---------- EXTRACTED ENTRIES ----------

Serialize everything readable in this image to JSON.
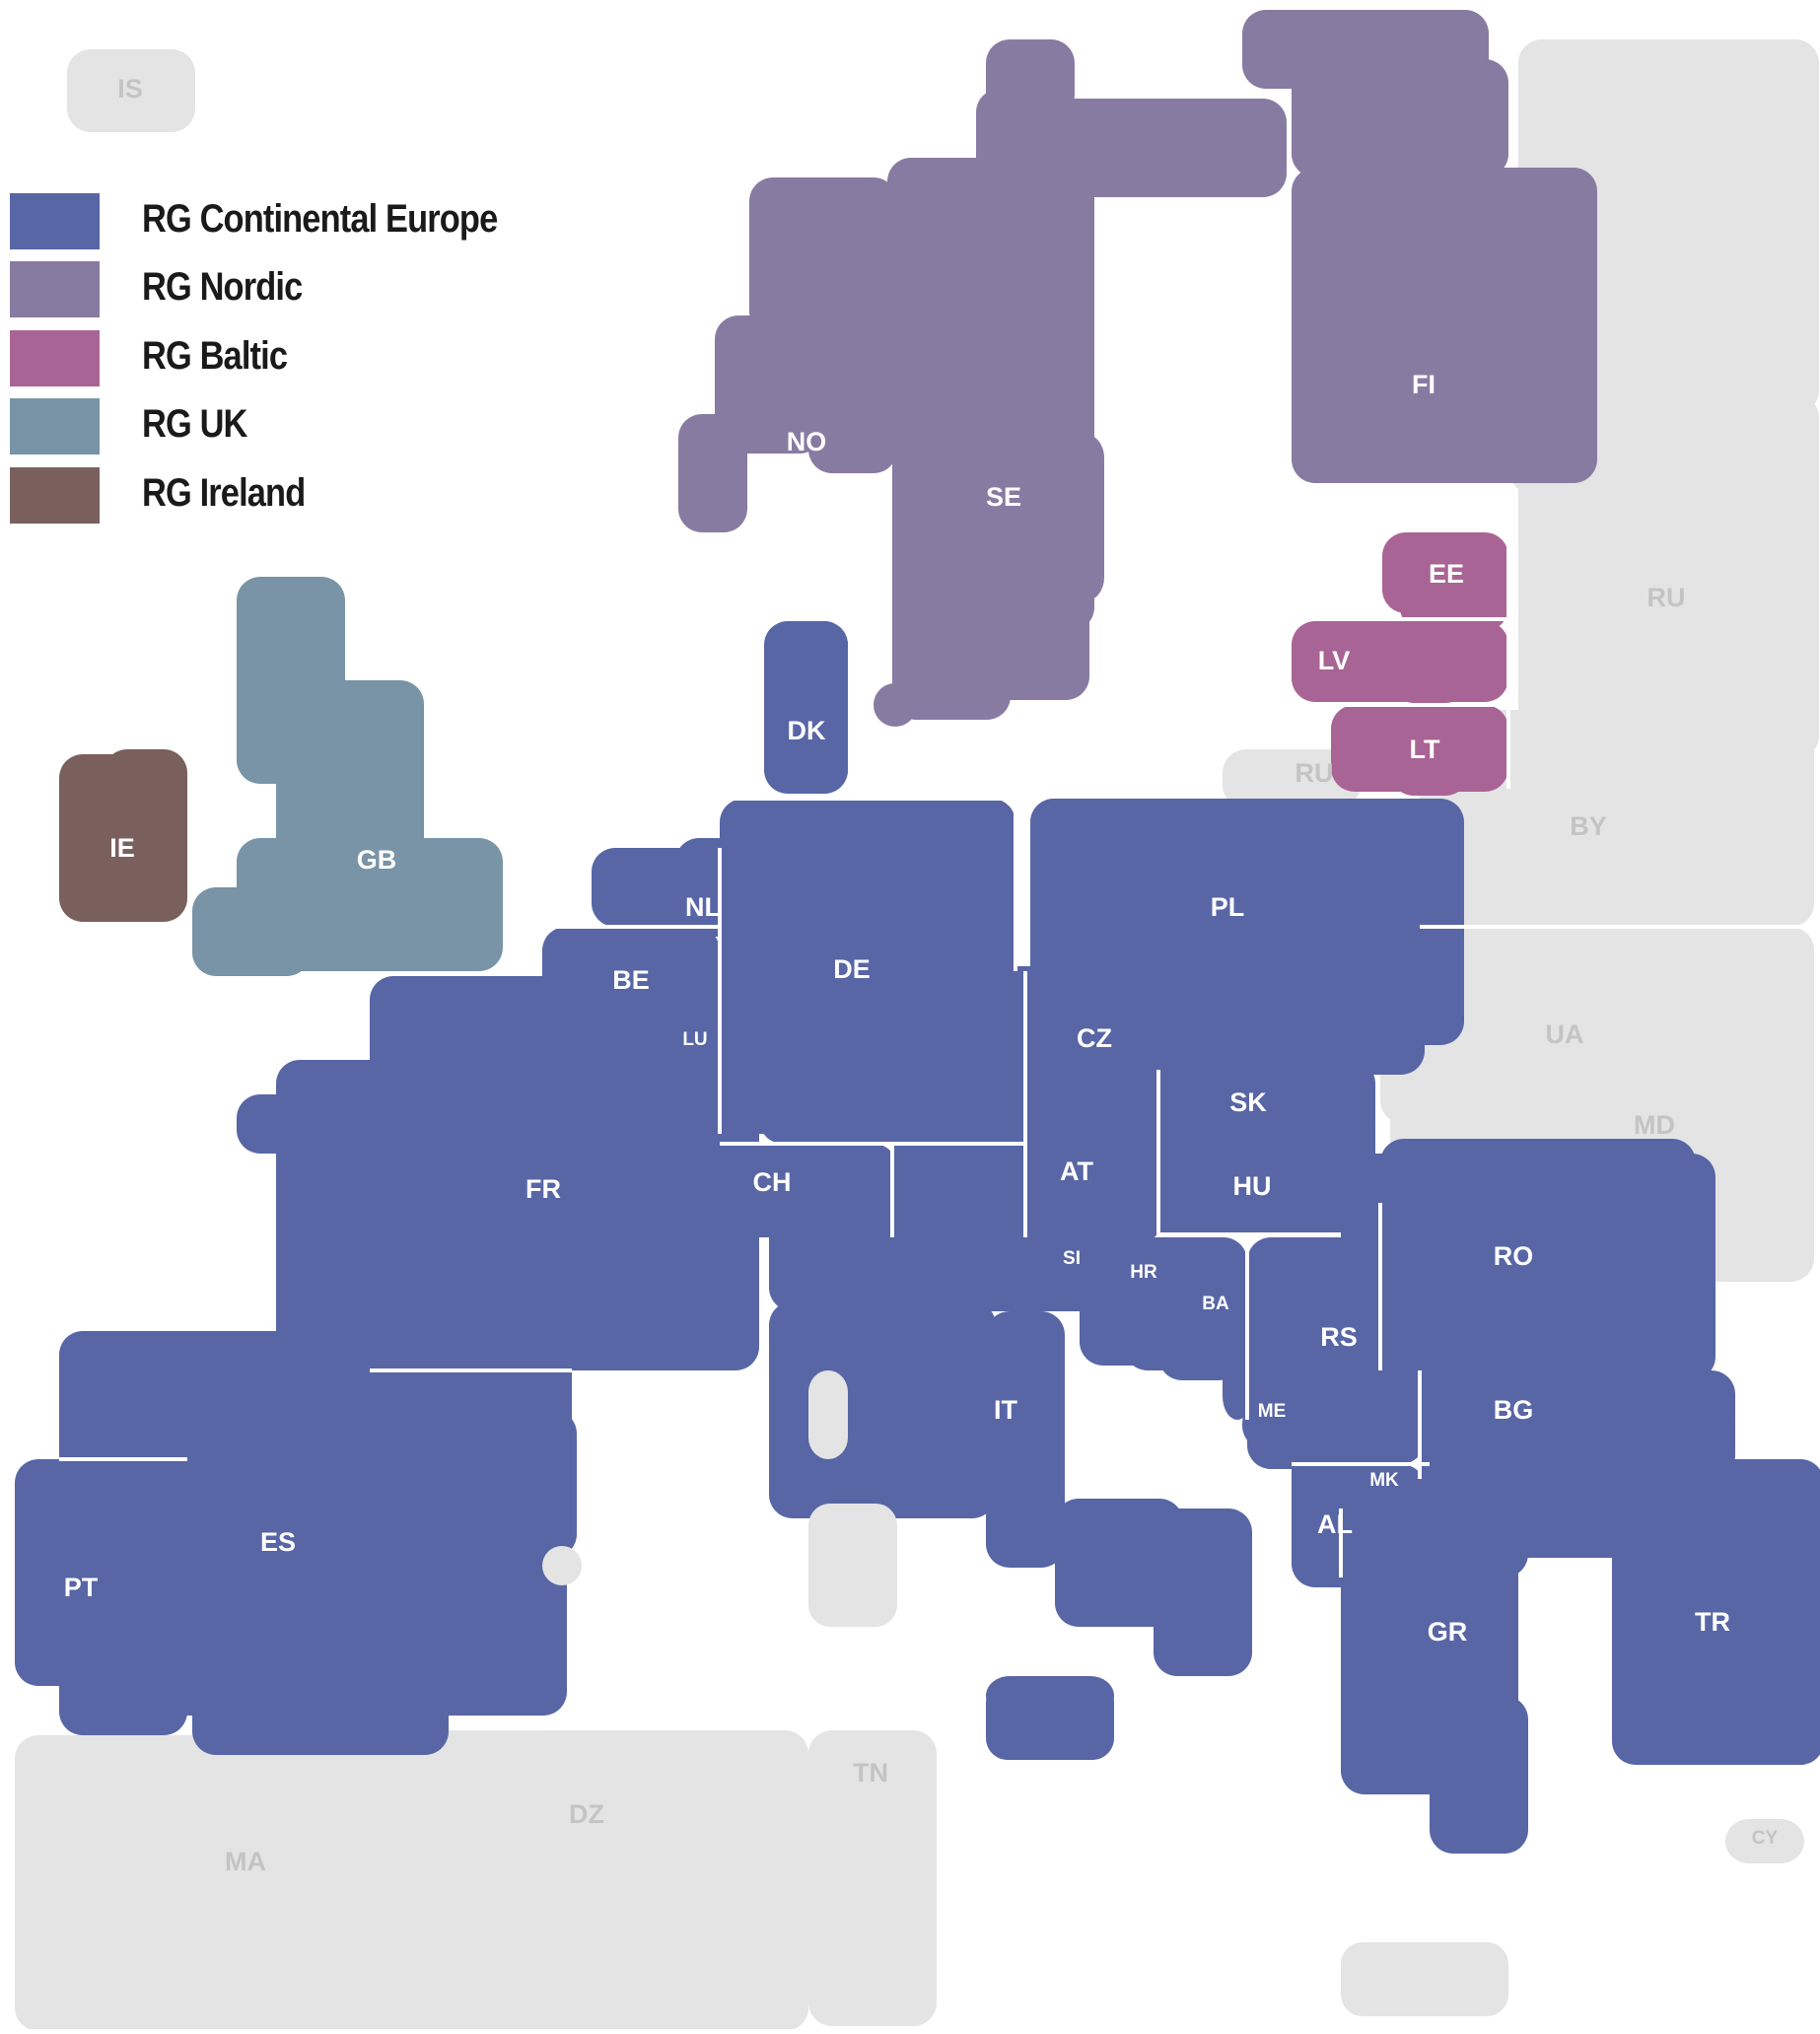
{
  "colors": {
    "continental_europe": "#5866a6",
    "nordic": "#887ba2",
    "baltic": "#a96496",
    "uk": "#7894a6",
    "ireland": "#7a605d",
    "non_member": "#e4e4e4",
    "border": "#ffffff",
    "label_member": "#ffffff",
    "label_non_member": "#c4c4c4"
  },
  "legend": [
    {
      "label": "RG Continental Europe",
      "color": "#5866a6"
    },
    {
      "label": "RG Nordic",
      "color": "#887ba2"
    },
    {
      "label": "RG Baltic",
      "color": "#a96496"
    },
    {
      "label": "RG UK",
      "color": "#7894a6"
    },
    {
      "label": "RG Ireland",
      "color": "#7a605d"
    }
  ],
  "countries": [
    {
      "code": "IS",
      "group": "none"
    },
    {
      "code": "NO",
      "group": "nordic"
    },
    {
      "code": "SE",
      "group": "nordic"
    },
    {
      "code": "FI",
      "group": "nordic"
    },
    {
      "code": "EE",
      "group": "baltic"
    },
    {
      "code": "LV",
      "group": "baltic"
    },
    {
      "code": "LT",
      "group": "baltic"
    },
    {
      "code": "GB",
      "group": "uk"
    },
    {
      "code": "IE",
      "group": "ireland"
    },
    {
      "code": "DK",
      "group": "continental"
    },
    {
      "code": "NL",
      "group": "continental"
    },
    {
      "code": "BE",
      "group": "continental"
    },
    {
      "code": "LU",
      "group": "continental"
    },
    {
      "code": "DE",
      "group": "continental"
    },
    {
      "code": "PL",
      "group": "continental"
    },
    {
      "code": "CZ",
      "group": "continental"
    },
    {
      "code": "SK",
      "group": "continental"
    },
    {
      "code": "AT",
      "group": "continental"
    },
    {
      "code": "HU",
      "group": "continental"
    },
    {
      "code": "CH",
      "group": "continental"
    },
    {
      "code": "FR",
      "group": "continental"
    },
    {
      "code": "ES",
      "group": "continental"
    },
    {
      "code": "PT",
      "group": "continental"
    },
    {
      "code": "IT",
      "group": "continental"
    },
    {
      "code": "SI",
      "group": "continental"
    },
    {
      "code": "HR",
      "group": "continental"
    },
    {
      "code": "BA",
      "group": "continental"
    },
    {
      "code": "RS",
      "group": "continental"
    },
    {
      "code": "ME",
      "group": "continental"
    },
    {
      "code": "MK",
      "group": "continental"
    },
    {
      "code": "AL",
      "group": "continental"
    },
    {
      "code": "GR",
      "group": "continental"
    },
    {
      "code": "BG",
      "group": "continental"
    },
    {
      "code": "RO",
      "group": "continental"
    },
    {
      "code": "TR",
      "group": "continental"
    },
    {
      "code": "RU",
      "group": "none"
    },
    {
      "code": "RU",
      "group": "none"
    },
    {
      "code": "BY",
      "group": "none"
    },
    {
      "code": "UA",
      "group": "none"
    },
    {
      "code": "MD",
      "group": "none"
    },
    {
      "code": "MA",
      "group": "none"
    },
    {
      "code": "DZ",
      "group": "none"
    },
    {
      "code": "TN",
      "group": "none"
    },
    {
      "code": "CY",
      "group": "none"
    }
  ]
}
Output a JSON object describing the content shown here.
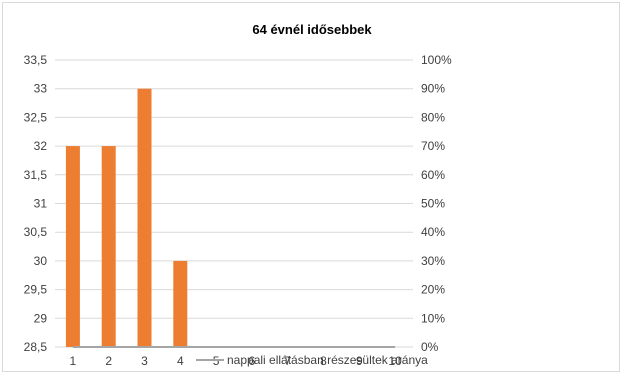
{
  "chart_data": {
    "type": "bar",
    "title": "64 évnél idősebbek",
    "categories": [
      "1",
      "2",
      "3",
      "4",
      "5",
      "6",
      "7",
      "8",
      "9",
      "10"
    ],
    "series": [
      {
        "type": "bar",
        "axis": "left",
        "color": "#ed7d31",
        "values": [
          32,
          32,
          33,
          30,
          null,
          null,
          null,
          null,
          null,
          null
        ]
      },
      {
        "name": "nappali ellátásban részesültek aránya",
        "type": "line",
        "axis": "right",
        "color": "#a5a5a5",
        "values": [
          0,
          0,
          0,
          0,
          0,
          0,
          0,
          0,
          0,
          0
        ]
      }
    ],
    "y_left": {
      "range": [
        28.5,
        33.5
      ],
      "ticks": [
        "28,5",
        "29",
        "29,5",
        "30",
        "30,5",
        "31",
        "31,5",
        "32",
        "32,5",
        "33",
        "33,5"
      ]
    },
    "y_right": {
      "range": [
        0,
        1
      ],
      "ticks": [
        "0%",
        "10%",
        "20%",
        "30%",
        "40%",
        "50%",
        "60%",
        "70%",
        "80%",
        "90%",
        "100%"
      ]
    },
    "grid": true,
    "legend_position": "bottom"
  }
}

----------

- GIVEN INSTRUCTION -
Write out exactly the lines from the one containing "Output a JSON" through the last line of the records above, both ends included, and leave out any pictures.

- RESPONSE FOR THIS EXERCISE -
Output a JSON object describing the content shown here.
{
  "chart_data": {
    "type": "bar",
    "title": "64 évnél idősebbek",
    "categories": [
      "1",
      "2",
      "3",
      "4",
      "5",
      "6",
      "7",
      "8",
      "9",
      "10"
    ],
    "series": [
      {
        "type": "bar",
        "axis": "left",
        "color": "#ed7d31",
        "values": [
          32,
          32,
          33,
          30,
          null,
          null,
          null,
          null,
          null,
          null
        ]
      },
      {
        "name": "nappali ellátásban részesültek aránya",
        "type": "line",
        "axis": "right",
        "color": "#a5a5a5",
        "values": [
          0,
          0,
          0,
          0,
          0,
          0,
          0,
          0,
          0,
          0
        ]
      }
    ],
    "y_left": {
      "range": [
        28.5,
        33.5
      ],
      "ticks": [
        "28,5",
        "29",
        "29,5",
        "30",
        "30,5",
        "31",
        "31,5",
        "32",
        "32,5",
        "33",
        "33,5"
      ]
    },
    "y_right": {
      "range": [
        0,
        1
      ],
      "ticks": [
        "0%",
        "10%",
        "20%",
        "30%",
        "40%",
        "50%",
        "60%",
        "70%",
        "80%",
        "90%",
        "100%"
      ]
    },
    "grid": true,
    "legend_position": "bottom"
  }
}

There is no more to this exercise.